* **Given exercise**
Edit all the rows below by changing "subject-cell" to "course-cell" wherever it occurs, leaving everything else as it is. Leave the pictures out of your answer.
***** Extracted records
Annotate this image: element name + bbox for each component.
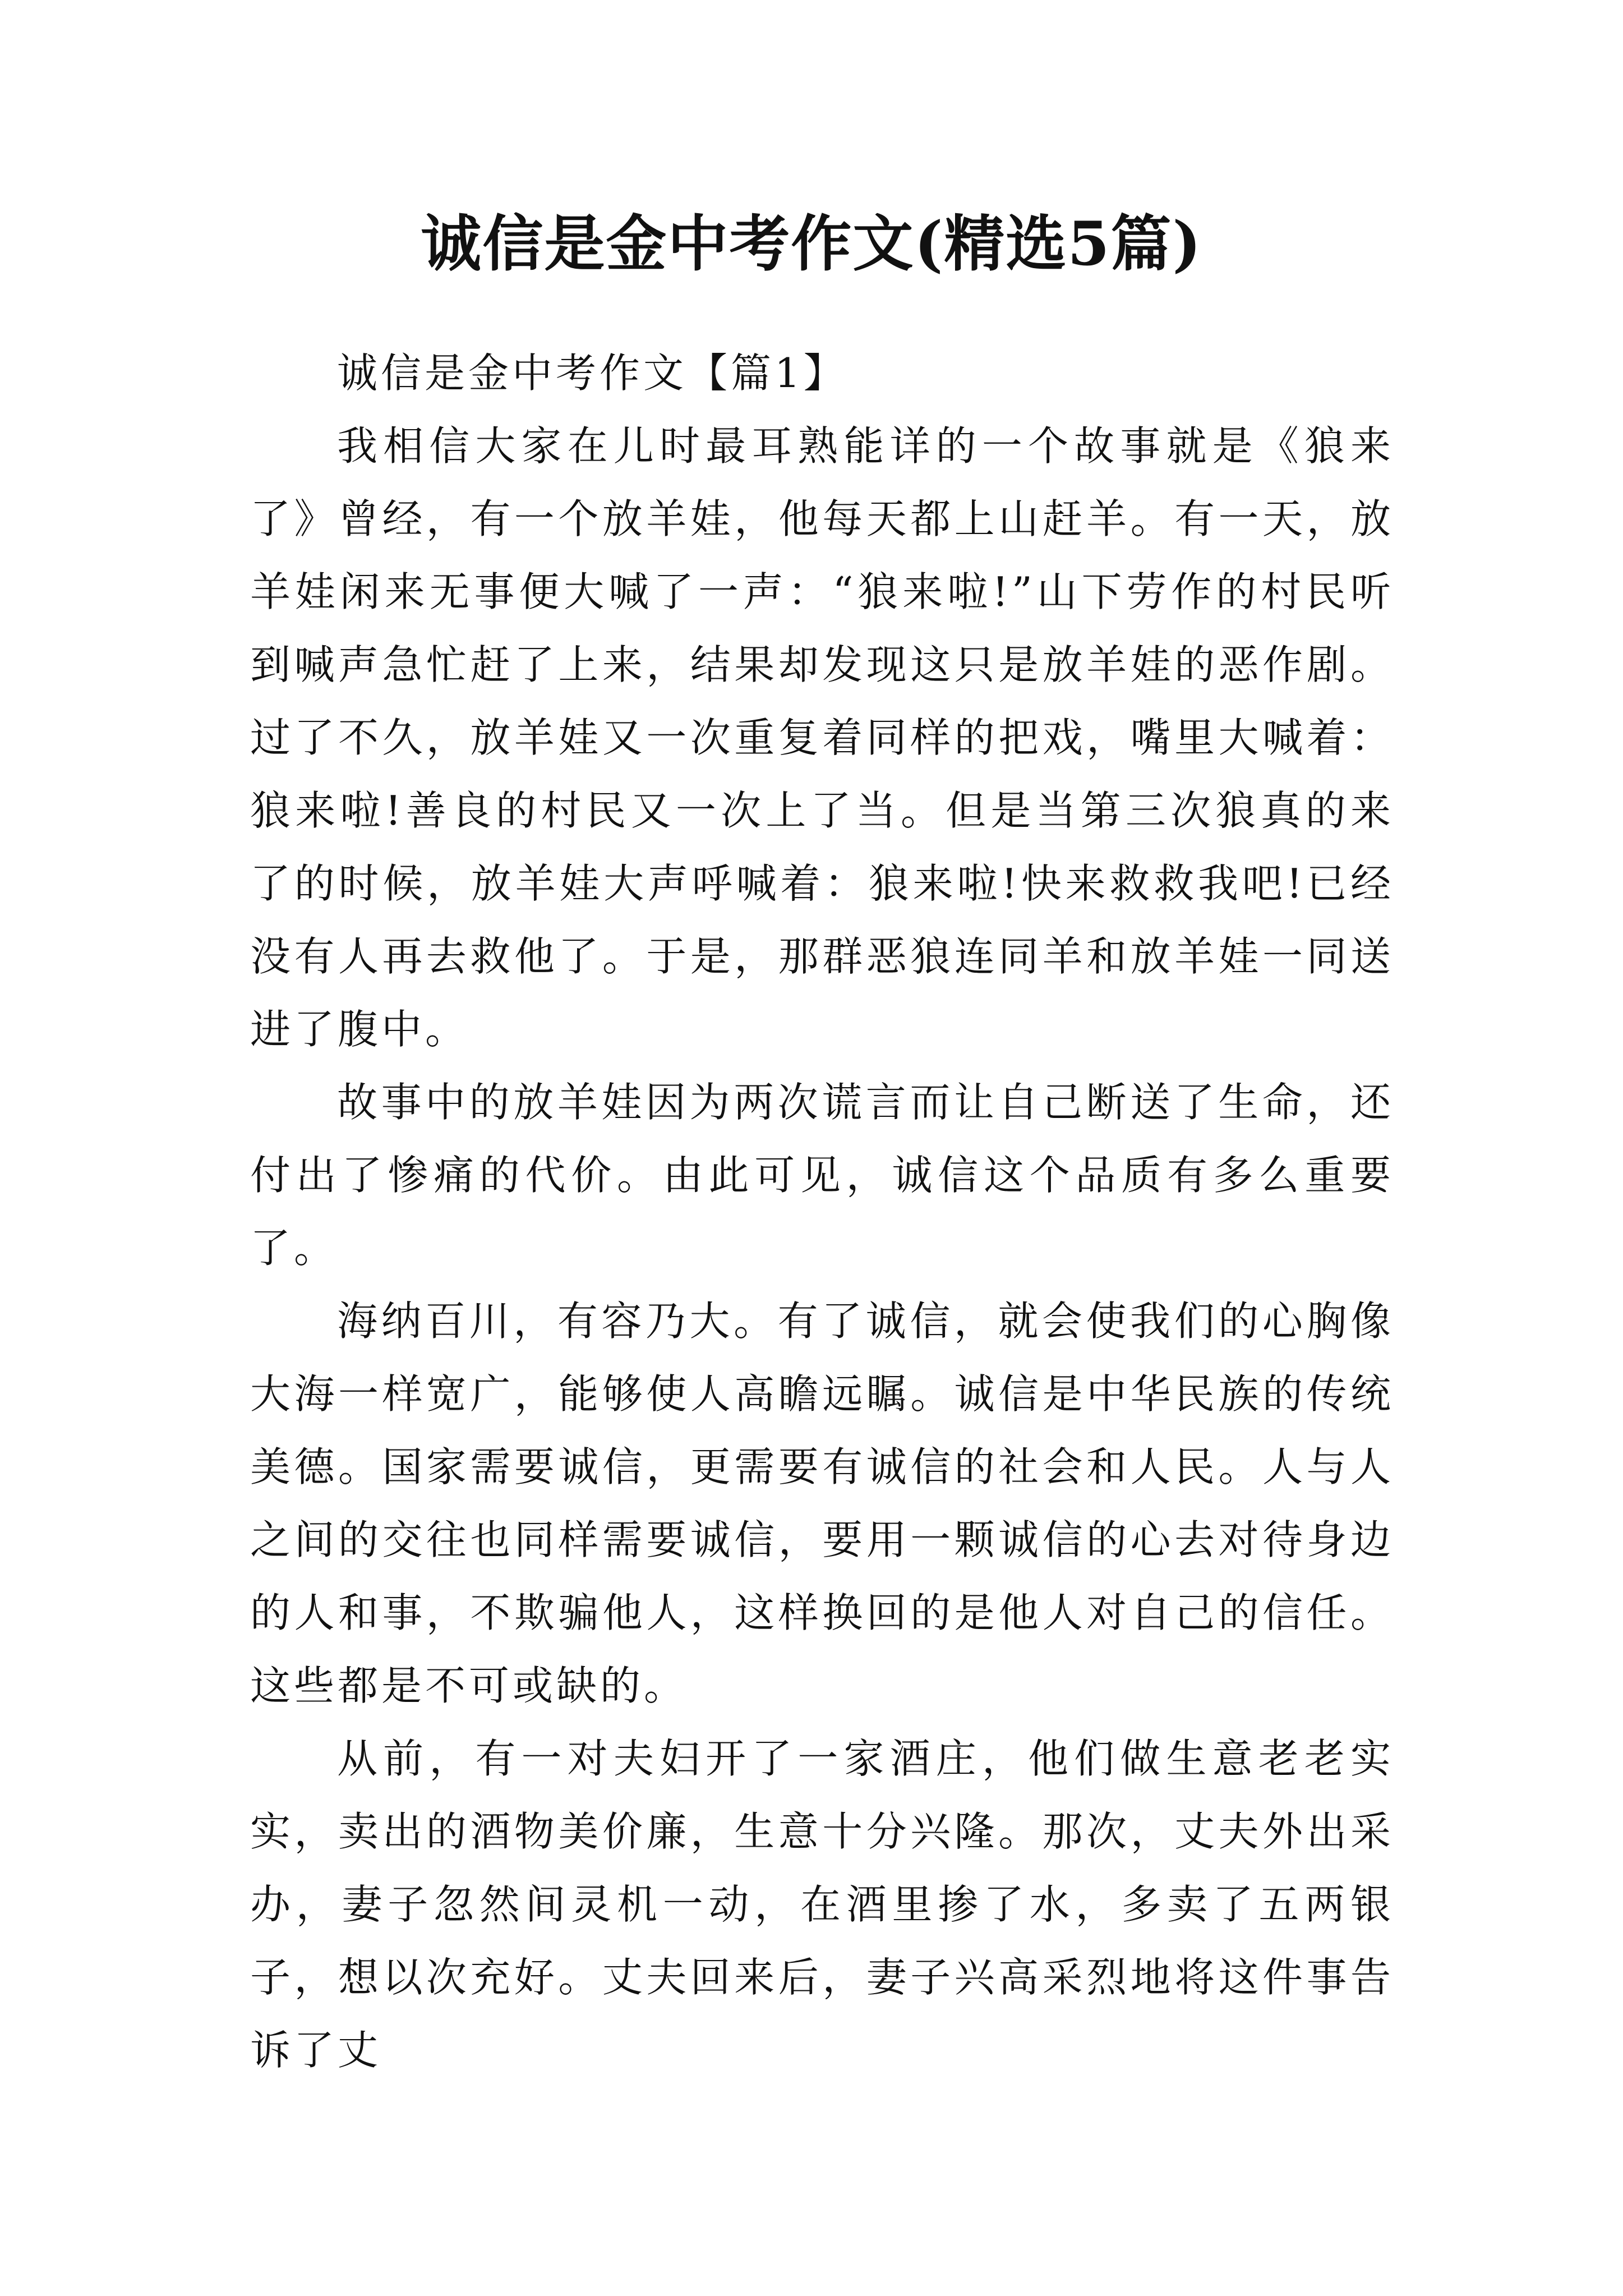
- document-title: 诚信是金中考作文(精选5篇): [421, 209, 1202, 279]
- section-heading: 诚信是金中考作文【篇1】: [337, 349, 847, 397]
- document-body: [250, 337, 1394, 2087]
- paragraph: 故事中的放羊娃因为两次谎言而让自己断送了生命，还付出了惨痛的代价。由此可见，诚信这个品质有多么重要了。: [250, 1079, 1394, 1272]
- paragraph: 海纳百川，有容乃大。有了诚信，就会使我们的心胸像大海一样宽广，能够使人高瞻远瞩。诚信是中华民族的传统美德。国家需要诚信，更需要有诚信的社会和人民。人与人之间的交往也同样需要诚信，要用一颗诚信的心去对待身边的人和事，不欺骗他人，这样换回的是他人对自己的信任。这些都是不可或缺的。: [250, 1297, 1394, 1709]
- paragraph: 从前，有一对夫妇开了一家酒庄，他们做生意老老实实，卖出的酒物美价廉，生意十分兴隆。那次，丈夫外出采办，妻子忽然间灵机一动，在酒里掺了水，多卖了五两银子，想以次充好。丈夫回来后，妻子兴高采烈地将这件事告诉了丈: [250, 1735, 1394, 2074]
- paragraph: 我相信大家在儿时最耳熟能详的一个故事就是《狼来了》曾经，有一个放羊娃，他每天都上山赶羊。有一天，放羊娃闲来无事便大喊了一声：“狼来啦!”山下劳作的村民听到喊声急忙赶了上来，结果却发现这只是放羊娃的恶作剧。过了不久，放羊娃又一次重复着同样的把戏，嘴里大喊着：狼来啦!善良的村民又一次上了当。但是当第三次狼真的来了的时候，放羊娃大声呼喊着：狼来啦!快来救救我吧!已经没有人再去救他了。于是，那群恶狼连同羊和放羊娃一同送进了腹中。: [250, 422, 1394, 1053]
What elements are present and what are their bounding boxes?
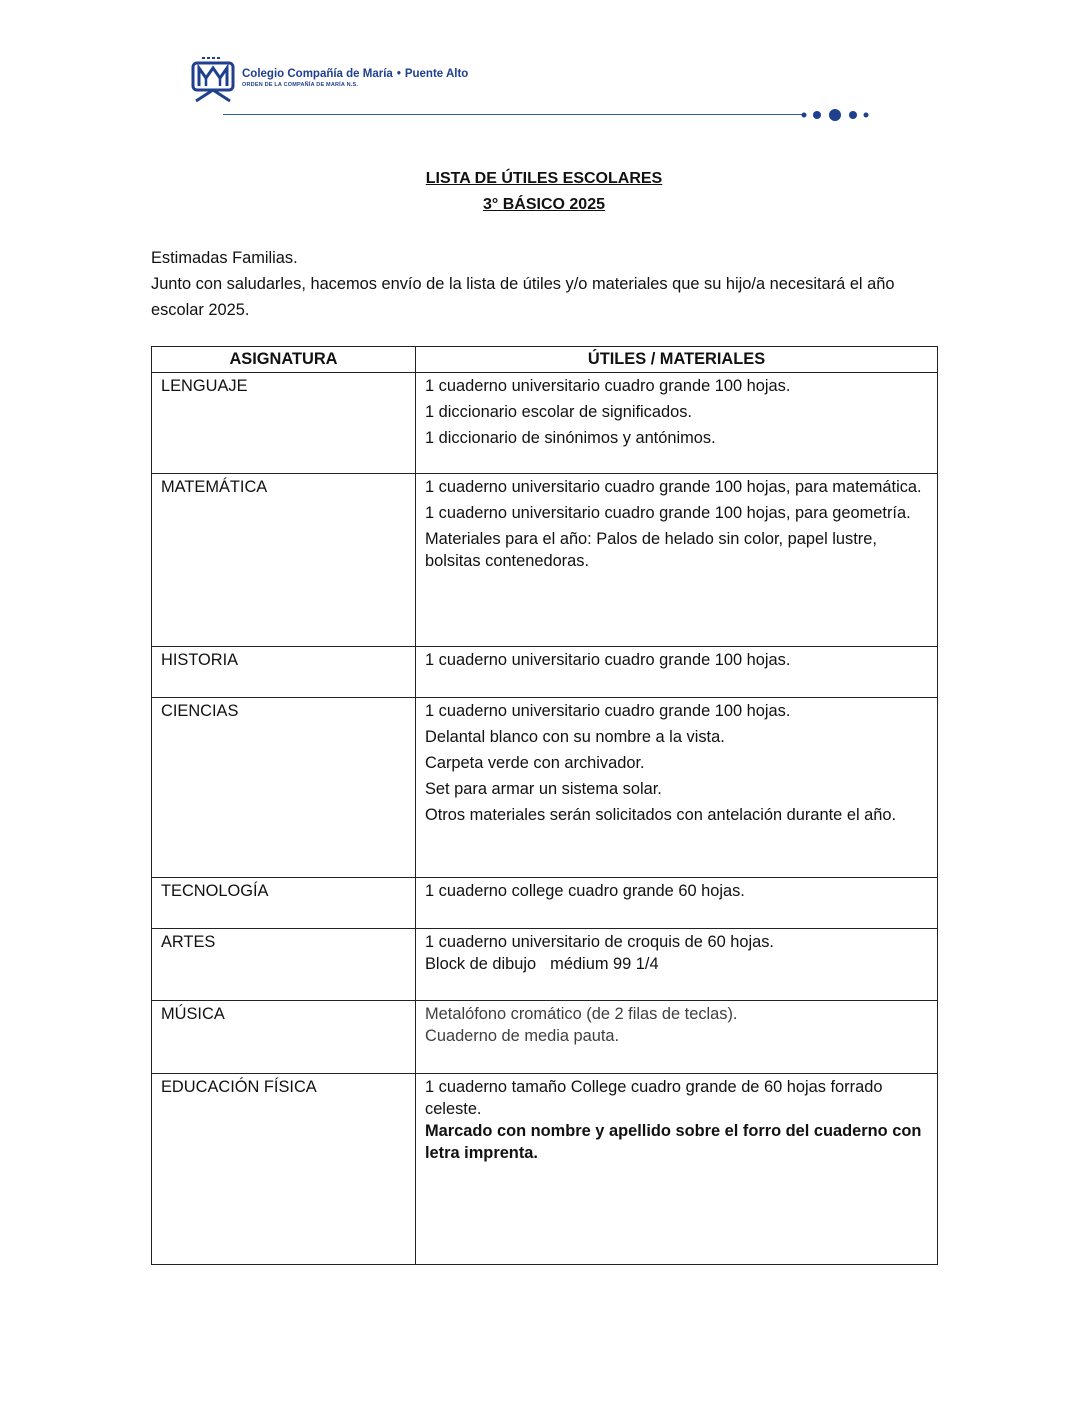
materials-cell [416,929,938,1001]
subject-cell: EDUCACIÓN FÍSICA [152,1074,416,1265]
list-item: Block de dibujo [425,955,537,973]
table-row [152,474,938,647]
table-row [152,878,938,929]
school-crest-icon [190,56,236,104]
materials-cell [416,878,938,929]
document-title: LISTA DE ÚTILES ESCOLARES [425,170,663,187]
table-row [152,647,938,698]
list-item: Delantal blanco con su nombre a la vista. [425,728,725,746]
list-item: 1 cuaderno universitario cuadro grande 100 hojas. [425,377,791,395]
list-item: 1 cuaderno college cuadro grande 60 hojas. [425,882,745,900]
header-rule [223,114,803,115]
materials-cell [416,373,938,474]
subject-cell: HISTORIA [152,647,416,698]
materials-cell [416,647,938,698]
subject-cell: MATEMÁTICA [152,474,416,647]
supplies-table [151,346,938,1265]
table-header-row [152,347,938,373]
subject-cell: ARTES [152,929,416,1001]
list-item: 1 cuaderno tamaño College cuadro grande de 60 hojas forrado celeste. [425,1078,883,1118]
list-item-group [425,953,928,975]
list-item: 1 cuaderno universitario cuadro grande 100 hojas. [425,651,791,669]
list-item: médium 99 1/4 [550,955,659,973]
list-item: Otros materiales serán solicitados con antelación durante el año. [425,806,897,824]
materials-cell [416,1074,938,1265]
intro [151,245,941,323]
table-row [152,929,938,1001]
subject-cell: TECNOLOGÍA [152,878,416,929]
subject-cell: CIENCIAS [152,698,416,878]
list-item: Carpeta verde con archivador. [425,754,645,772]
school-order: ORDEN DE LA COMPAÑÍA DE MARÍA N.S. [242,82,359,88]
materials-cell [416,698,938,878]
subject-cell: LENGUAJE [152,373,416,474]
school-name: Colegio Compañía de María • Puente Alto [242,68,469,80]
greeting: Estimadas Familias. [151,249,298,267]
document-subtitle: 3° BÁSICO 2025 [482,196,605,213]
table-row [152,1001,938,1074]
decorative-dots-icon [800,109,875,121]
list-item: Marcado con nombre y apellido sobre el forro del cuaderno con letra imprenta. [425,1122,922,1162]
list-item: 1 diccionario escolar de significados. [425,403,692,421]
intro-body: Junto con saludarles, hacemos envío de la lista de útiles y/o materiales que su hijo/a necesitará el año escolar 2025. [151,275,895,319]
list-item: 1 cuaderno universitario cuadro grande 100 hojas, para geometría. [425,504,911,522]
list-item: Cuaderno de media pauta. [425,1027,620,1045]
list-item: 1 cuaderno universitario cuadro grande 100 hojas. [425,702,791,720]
**********
* **Result**
Annotate this image: element name + bbox for each component.
- document-title: 诚信是金中考作文(精选5篇): [421, 209, 1202, 279]
- section-heading: 诚信是金中考作文【篇1】: [337, 349, 847, 397]
- document-body: [250, 337, 1394, 2087]
- paragraph: 故事中的放羊娃因为两次谎言而让自己断送了生命，还付出了惨痛的代价。由此可见，诚信这个品质有多么重要了。: [250, 1079, 1394, 1272]
- paragraph: 海纳百川，有容乃大。有了诚信，就会使我们的心胸像大海一样宽广，能够使人高瞻远瞩。诚信是中华民族的传统美德。国家需要诚信，更需要有诚信的社会和人民。人与人之间的交往也同样需要诚信，要用一颗诚信的心去对待身边的人和事，不欺骗他人，这样换回的是他人对自己的信任。这些都是不可或缺的。: [250, 1297, 1394, 1709]
- paragraph: 从前，有一对夫妇开了一家酒庄，他们做生意老老实实，卖出的酒物美价廉，生意十分兴隆。那次，丈夫外出采办，妻子忽然间灵机一动，在酒里掺了水，多卖了五两银子，想以次充好。丈夫回来后，妻子兴高采烈地将这件事告诉了丈: [250, 1735, 1394, 2074]
- paragraph: 我相信大家在儿时最耳熟能详的一个故事就是《狼来了》曾经，有一个放羊娃，他每天都上山赶羊。有一天，放羊娃闲来无事便大喊了一声：“狼来啦!”山下劳作的村民听到喊声急忙赶了上来，结果却发现这只是放羊娃的恶作剧。过了不久，放羊娃又一次重复着同样的把戏，嘴里大喊着：狼来啦!善良的村民又一次上了当。但是当第三次狼真的来了的时候，放羊娃大声呼喊着：狼来啦!快来救救我吧!已经没有人再去救他了。于是，那群恶狼连同羊和放羊娃一同送进了腹中。: [250, 422, 1394, 1053]
What elements are present and what are their bounding boxes?
materials-cell [416,929,938,1001]
course-cell: EDUCACIÓN FÍSICA [152,1074,416,1265]
list-item: Block de dibujo [425,955,537,973]
table-row [152,474,938,647]
table-row [152,878,938,929]
school-crest-icon [190,56,236,104]
materials-cell [416,878,938,929]
document-title: LISTA DE ÚTILES ESCOLARES [425,170,663,187]
table-row [152,647,938,698]
list-item: Delantal blanco con su nombre a la vista. [425,728,725,746]
list-item: 1 cuaderno universitario cuadro grande 100 hojas. [425,377,791,395]
list-item: 1 cuaderno college cuadro grande 60 hojas. [425,882,745,900]
header-rule [223,114,803,115]
materials-cell [416,373,938,474]
course-cell: HISTORIA [152,647,416,698]
materials-cell [416,647,938,698]
course-cell: MATEMÁTICA [152,474,416,647]
supplies-table [151,346,938,1265]
table-header-row [152,347,938,373]
course-cell: ARTES [152,929,416,1001]
list-item: 1 cuaderno tamaño College cuadro grande de 60 hojas forrado celeste. [425,1078,883,1118]
list-item-group [425,953,928,975]
list-item: 1 cuaderno universitario cuadro grande 100 hojas. [425,651,791,669]
list-item: médium 99 1/4 [550,955,659,973]
list-item: Otros materiales serán solicitados con antelación durante el año. [425,806,897,824]
materials-cell [416,1074,938,1265]
intro [151,245,941,323]
table-row [152,929,938,1001]
course-cell: TECNOLOGÍA [152,878,416,929]
course-cell: CIENCIAS [152,698,416,878]
list-item: Carpeta verde con archivador. [425,754,645,772]
school-order: ORDEN DE LA COMPAÑÍA DE MARÍA N.S. [242,82,359,88]
materials-cell [416,698,938,878]
course-cell: LENGUAJE [152,373,416,474]
school-name: Colegio Compañía de María • Puente Alto [242,68,469,80]
greeting: Estimadas Familias. [151,249,298,267]
document-subtitle: 3° BÁSICO 2025 [482,196,605,213]
table-row [152,1001,938,1074]
decorative-dots-icon [800,109,875,121]
list-item: Marcado con nombre y apellido sobre el forro del cuaderno con letra imprenta. [425,1122,922,1162]
list-item: 1 diccionario escolar de significados. [425,403,692,421]
intro-body: Junto con saludarles, hacemos envío de la lista de útiles y/o materiales que su hijo/a necesitará el año escolar 2025. [151,275,895,319]
list-item: 1 cuaderno universitario cuadro grande 100 hojas, para geometría. [425,504,911,522]
list-item: Cuaderno de media pauta. [425,1027,620,1045]
list-item: 1 cuaderno universitario cuadro grande 100 hojas. [425,702,791,720]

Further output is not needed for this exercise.